* _DATA PROVIDED_:
--
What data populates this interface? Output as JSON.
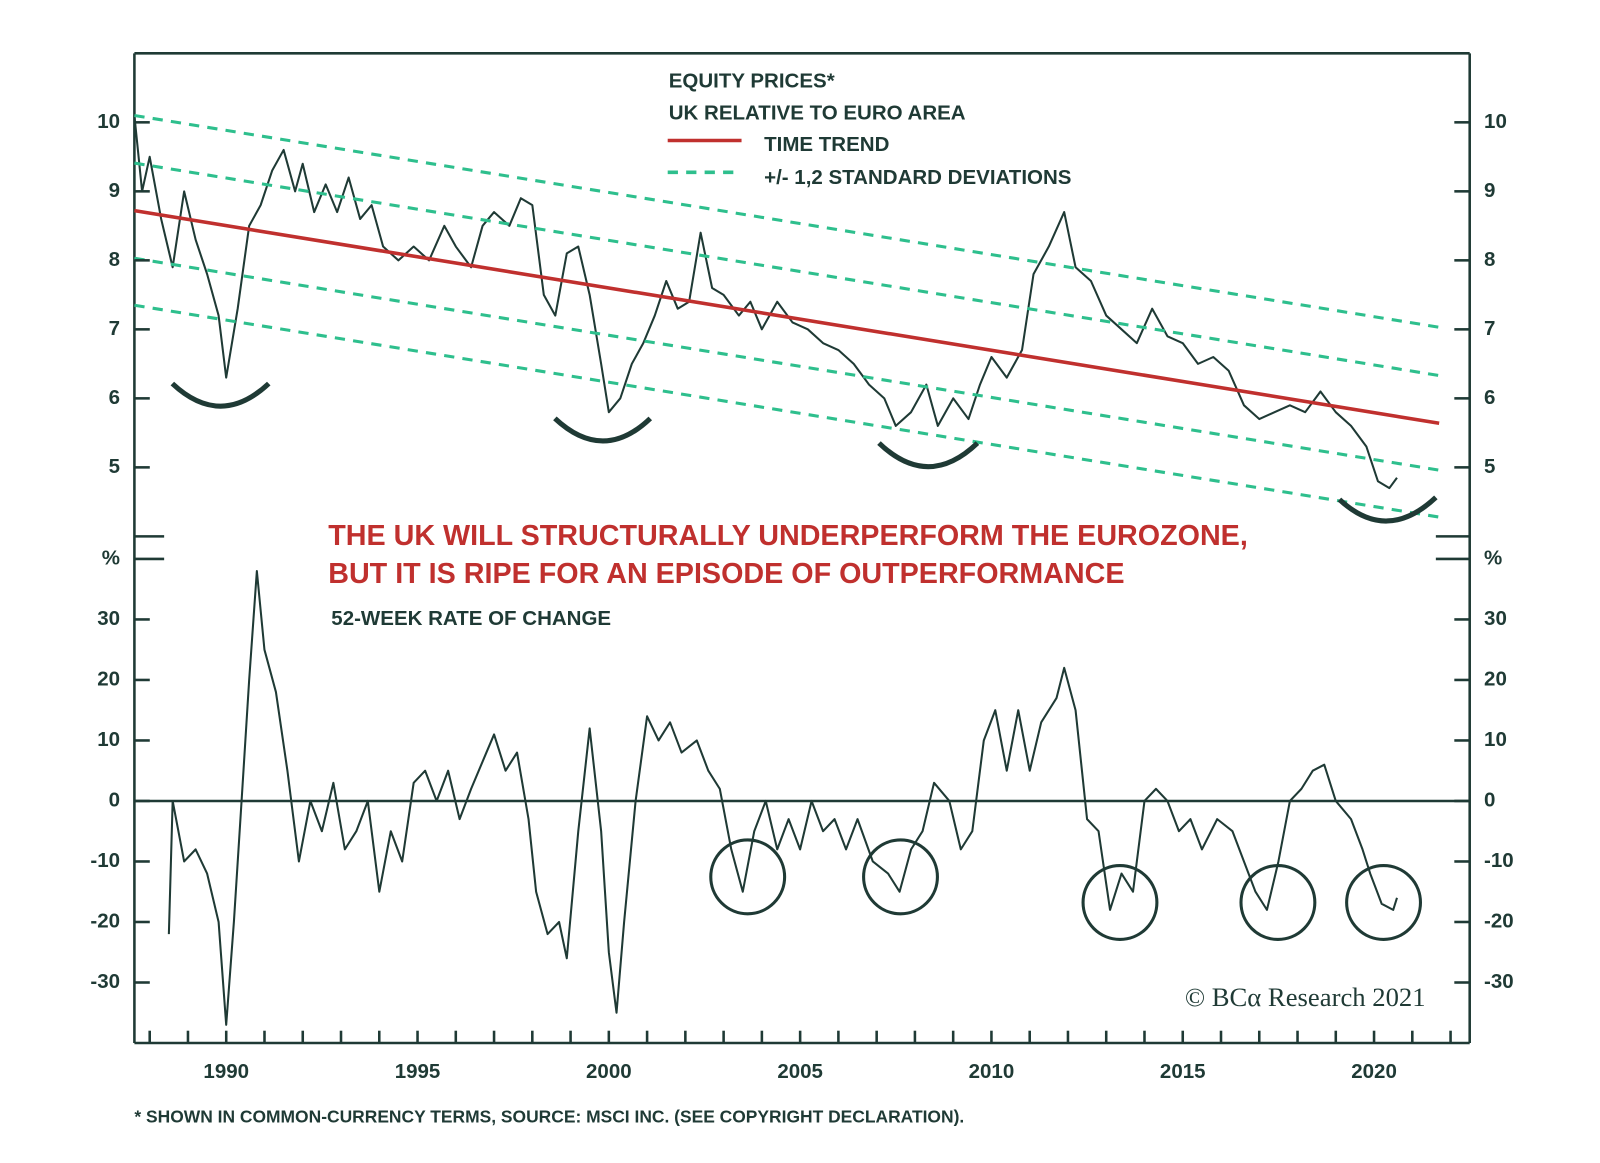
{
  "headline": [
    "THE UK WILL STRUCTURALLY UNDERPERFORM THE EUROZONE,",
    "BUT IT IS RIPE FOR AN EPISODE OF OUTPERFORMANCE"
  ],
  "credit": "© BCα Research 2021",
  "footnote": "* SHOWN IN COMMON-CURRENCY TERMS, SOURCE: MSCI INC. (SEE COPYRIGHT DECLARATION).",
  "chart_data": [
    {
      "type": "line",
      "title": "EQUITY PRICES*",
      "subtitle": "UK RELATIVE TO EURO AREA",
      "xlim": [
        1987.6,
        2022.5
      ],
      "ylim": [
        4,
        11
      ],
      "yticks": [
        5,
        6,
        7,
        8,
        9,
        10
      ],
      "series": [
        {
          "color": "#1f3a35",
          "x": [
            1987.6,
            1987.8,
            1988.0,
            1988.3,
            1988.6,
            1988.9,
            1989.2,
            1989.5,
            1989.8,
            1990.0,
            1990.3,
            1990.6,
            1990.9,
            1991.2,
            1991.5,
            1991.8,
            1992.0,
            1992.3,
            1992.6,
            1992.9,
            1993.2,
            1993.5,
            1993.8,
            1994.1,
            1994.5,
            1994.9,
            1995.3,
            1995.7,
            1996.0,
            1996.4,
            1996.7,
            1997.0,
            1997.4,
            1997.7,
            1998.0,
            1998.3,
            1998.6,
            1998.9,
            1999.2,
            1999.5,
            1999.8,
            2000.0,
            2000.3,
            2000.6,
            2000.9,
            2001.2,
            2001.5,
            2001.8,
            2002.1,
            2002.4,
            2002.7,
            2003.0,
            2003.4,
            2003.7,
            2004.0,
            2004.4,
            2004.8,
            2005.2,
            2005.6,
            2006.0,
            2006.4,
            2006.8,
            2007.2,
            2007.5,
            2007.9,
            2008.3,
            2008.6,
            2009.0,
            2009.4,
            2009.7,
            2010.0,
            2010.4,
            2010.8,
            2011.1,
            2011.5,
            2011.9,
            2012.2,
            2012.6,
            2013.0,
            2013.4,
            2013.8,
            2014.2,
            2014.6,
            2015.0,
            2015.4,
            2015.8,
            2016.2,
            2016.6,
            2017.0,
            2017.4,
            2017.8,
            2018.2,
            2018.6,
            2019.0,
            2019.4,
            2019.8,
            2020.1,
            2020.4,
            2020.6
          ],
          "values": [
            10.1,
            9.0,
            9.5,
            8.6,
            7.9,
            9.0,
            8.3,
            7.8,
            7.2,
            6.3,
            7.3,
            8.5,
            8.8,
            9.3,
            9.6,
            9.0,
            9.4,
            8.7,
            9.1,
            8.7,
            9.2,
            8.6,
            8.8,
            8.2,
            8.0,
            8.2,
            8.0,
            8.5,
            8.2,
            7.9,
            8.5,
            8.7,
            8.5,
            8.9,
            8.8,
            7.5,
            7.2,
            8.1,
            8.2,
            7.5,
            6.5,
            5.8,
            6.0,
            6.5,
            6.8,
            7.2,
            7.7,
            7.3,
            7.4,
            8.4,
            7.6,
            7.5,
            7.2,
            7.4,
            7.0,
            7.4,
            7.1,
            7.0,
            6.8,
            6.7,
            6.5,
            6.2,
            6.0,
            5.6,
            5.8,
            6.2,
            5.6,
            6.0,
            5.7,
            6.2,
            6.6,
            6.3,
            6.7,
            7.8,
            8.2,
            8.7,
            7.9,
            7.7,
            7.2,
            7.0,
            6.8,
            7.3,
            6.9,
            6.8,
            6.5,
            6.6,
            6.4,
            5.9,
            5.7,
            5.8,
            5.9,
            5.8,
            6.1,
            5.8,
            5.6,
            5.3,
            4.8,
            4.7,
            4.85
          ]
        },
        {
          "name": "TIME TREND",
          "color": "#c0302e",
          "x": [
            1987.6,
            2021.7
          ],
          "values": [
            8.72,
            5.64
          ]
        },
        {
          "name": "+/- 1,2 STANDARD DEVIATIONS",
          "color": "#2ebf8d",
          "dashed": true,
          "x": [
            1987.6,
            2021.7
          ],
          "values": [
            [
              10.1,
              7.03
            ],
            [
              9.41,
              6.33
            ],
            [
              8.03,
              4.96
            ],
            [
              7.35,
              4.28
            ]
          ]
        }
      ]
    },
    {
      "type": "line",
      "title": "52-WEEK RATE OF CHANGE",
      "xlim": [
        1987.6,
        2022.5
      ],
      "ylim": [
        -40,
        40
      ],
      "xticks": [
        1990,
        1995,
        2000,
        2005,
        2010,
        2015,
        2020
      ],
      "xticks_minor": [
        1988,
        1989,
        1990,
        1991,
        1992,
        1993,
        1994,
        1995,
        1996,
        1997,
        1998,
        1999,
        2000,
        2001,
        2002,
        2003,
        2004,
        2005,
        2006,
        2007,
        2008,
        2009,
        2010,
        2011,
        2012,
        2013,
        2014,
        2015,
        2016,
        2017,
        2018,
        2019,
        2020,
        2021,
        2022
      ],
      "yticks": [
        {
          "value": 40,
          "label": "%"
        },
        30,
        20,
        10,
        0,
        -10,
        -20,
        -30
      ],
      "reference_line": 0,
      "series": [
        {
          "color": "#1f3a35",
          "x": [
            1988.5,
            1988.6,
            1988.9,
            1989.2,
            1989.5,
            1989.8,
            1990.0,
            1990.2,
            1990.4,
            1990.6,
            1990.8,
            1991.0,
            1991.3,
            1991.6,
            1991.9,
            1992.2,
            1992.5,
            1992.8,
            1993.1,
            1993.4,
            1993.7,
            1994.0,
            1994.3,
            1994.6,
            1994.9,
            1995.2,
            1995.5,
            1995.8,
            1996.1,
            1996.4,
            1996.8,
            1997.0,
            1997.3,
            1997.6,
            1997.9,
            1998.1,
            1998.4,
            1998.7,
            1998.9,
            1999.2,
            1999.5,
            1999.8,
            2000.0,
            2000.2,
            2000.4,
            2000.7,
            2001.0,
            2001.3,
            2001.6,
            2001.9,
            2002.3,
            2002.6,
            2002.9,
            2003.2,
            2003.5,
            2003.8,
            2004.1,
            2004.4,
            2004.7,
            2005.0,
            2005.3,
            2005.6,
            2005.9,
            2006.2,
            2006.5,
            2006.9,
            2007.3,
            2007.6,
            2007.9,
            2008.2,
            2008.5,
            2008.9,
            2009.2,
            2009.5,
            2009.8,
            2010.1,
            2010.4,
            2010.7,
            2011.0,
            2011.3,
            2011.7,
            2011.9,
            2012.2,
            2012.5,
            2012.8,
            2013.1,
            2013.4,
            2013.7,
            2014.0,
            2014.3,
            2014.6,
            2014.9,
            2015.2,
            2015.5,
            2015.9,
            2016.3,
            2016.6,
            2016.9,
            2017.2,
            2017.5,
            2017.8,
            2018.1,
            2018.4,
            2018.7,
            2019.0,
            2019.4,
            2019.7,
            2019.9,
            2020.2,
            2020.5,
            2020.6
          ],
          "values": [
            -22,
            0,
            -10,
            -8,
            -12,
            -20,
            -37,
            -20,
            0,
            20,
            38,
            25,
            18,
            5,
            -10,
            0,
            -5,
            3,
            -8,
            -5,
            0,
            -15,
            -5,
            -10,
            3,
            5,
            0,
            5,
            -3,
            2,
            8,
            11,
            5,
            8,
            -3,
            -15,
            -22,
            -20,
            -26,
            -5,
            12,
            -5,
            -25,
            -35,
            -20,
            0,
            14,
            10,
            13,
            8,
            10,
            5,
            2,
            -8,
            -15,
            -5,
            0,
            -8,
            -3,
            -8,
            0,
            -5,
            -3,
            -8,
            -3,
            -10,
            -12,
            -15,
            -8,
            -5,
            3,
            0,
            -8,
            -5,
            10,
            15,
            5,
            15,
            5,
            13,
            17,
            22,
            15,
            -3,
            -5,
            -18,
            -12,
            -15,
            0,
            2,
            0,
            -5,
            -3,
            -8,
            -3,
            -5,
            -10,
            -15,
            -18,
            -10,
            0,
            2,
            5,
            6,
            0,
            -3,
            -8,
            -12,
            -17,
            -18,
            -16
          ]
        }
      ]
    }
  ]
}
--
* _WORK INSTRUCTIONS_: Pull out all lines in the data above that include "color".

* _TASK OUTPUT_:
          "color": "#1f3a35",
          "color": "#c0302e",
          "color": "#2ebf8d",
          "color": "#1f3a35",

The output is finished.